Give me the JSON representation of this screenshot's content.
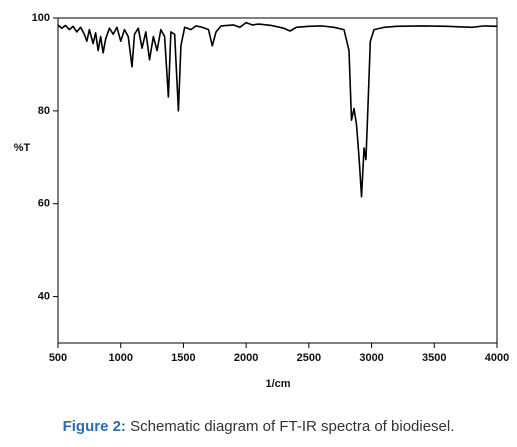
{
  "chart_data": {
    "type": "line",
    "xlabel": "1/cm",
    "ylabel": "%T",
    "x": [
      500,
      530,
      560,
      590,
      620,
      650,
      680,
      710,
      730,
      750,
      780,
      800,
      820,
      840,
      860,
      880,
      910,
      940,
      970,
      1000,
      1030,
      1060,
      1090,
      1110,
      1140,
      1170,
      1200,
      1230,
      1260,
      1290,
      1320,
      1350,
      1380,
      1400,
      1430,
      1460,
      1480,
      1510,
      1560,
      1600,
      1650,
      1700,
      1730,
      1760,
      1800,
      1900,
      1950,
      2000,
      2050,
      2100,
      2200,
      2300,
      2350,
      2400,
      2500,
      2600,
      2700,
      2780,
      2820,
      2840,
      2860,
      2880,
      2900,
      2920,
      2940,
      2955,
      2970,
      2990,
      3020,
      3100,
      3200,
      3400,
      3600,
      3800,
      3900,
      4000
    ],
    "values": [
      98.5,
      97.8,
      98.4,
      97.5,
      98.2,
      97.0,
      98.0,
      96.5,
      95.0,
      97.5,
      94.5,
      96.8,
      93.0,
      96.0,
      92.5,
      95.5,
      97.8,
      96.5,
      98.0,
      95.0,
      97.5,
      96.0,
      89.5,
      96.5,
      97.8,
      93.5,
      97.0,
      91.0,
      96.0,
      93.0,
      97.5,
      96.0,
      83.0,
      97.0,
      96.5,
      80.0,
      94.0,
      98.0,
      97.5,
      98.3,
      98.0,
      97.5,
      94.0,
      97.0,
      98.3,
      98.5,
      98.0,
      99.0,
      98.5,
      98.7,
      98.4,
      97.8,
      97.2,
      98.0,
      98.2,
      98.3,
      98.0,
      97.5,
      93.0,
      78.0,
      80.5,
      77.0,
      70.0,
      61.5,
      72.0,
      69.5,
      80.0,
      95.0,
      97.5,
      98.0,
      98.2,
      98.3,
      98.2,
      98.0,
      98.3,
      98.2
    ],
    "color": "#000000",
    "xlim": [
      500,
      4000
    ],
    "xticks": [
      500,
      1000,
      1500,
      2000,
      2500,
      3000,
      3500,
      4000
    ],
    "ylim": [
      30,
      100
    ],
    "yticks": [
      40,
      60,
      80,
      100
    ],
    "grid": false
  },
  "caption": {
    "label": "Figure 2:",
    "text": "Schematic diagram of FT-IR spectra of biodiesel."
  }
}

* * *

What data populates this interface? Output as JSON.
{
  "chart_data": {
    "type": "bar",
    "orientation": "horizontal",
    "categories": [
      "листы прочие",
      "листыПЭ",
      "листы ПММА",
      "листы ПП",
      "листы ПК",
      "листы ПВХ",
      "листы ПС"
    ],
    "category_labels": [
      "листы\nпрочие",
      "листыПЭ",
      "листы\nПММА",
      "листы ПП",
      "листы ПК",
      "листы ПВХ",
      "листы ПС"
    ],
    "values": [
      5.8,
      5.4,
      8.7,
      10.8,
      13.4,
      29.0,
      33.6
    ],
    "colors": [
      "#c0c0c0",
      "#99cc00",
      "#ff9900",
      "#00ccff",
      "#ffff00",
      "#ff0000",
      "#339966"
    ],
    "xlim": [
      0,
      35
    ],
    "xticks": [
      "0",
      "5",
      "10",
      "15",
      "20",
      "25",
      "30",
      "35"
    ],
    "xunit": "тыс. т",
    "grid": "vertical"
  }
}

--

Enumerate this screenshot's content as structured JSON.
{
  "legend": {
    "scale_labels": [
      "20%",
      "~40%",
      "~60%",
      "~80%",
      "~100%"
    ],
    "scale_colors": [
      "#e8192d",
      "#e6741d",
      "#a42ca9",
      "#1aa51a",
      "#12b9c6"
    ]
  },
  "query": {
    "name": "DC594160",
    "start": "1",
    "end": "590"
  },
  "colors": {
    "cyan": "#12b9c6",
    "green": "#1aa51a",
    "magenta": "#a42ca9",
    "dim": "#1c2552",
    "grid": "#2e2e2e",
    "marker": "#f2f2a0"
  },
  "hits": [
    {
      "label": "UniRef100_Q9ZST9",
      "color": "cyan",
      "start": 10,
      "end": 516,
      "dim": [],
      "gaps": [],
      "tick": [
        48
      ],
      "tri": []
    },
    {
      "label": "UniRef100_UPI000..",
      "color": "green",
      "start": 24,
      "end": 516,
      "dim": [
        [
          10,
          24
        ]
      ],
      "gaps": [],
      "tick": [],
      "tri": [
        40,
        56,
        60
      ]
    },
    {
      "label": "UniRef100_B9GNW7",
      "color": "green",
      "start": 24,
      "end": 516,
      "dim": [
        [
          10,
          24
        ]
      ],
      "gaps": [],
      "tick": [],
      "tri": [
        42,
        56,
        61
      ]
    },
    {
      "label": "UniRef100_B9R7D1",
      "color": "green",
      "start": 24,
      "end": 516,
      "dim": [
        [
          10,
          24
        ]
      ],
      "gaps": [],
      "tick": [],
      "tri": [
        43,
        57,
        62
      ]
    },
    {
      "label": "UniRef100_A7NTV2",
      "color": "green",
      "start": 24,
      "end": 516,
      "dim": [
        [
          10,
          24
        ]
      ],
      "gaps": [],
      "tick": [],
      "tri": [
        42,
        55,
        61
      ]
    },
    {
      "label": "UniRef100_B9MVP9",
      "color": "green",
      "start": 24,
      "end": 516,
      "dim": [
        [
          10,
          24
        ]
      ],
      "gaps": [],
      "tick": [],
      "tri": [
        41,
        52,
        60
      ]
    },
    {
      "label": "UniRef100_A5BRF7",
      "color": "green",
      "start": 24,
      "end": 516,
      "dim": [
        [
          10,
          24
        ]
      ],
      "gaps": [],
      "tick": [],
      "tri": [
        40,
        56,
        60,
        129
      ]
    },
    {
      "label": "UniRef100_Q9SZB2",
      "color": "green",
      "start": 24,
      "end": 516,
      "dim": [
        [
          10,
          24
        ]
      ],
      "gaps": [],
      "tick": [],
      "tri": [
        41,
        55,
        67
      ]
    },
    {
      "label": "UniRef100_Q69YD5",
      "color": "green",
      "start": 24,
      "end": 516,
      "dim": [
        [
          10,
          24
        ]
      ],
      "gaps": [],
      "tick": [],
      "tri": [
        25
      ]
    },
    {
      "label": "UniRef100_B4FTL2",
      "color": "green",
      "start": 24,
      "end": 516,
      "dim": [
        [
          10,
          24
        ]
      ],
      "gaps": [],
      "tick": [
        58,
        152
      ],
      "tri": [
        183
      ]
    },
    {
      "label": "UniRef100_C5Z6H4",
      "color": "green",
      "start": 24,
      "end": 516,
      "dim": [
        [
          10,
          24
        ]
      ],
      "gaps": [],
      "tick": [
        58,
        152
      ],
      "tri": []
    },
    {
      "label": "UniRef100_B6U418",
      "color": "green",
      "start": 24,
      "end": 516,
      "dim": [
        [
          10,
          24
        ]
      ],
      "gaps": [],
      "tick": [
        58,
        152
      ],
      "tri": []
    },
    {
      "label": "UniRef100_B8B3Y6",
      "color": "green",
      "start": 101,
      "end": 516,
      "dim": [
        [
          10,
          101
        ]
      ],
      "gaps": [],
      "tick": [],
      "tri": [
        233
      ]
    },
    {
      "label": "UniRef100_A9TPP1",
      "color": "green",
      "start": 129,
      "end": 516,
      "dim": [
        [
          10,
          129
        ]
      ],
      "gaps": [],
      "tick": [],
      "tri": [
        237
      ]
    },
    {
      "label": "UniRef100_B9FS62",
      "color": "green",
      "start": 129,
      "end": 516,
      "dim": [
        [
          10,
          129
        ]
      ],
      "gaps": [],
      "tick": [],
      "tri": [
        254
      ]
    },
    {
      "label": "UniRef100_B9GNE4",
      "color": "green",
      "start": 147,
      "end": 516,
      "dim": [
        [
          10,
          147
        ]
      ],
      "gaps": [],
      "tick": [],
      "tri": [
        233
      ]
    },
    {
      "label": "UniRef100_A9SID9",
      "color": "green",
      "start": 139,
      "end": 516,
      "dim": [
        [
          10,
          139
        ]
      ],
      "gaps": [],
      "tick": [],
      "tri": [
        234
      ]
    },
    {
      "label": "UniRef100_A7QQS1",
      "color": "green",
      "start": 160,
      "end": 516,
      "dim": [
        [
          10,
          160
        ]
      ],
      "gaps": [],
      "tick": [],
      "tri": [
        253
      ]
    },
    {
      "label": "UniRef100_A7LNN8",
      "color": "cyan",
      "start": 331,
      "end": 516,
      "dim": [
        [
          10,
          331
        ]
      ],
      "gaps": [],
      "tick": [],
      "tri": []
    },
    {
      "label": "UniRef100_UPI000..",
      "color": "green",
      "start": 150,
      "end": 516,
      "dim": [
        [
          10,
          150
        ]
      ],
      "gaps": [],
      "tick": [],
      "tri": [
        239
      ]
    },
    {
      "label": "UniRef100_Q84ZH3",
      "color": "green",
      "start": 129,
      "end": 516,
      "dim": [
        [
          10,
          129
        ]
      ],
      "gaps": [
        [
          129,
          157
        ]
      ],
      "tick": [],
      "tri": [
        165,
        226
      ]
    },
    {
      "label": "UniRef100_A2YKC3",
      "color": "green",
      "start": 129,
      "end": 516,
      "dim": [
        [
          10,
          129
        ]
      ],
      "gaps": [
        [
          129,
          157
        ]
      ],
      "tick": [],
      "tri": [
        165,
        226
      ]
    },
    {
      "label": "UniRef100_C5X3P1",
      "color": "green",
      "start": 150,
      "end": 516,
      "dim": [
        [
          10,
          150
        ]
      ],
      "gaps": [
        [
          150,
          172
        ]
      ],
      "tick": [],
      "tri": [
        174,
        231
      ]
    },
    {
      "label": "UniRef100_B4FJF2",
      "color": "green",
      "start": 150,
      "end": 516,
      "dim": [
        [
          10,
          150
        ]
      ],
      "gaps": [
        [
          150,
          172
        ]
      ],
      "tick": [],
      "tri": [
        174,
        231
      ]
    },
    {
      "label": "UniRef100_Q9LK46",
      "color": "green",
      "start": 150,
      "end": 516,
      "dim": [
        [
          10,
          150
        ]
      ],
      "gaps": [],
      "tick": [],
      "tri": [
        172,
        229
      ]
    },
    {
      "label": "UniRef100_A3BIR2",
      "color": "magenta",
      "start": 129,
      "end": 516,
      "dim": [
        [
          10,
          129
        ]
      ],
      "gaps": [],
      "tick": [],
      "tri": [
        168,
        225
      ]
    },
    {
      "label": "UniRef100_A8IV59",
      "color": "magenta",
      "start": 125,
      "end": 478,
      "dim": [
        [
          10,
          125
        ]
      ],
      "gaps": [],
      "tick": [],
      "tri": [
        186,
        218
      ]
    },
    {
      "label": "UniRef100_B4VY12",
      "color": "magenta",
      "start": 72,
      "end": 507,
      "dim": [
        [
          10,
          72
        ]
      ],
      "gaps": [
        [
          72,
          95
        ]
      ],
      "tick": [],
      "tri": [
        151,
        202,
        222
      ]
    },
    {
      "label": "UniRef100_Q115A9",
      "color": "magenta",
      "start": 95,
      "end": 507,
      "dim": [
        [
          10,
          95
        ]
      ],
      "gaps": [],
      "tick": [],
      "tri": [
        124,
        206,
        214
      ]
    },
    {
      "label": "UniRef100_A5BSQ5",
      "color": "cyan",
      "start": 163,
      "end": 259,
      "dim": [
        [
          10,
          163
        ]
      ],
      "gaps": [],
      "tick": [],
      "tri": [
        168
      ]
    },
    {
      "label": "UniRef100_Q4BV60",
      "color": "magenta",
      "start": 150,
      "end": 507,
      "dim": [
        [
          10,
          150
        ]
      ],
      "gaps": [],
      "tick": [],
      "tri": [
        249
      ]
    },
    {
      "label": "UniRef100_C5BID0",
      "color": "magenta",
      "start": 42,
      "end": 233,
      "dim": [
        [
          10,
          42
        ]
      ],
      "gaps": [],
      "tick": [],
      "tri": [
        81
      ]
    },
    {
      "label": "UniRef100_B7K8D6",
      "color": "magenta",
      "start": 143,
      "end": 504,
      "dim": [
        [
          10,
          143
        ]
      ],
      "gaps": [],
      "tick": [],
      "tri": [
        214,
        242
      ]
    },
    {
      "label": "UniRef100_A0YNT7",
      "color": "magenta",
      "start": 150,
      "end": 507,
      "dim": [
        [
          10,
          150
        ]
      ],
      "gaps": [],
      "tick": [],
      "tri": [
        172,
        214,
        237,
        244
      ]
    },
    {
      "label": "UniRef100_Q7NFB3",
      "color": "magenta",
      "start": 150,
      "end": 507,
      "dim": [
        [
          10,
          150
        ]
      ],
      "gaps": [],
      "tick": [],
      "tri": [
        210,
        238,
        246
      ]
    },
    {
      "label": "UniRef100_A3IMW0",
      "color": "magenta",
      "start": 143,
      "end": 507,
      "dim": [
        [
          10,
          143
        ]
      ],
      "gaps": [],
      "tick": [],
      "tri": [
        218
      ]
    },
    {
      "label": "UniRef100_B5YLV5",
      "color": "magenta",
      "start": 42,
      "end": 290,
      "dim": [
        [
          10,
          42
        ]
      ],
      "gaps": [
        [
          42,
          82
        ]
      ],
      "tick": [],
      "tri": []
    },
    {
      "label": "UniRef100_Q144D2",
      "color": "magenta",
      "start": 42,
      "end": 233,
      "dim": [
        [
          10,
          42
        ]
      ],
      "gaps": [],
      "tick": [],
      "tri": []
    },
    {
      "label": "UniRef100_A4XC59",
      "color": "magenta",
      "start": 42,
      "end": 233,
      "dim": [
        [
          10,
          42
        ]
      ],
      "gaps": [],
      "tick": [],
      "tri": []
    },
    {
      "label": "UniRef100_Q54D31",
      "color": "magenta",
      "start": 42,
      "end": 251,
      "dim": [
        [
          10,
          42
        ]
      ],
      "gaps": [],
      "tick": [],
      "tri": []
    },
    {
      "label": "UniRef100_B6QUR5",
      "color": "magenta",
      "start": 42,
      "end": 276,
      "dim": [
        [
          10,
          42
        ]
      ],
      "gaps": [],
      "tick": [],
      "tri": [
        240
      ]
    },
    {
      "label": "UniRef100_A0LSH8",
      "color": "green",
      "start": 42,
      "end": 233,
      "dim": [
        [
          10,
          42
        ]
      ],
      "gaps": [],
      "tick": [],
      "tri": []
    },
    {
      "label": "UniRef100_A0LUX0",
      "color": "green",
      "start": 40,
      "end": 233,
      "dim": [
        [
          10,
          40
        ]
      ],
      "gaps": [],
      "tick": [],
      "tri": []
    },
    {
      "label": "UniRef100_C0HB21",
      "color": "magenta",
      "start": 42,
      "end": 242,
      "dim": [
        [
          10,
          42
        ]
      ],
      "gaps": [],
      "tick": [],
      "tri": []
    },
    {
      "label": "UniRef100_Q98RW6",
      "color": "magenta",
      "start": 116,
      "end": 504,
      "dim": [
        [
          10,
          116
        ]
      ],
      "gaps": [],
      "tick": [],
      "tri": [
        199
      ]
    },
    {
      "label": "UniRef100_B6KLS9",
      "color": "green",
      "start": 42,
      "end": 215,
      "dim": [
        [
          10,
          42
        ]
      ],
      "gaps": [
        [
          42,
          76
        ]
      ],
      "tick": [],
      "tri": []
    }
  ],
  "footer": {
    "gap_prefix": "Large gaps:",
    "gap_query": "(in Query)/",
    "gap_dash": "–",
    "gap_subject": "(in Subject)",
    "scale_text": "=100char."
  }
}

Stated goal
Scan the material above and determine how many lines include the word "grid"; report only the number.

Task solution
3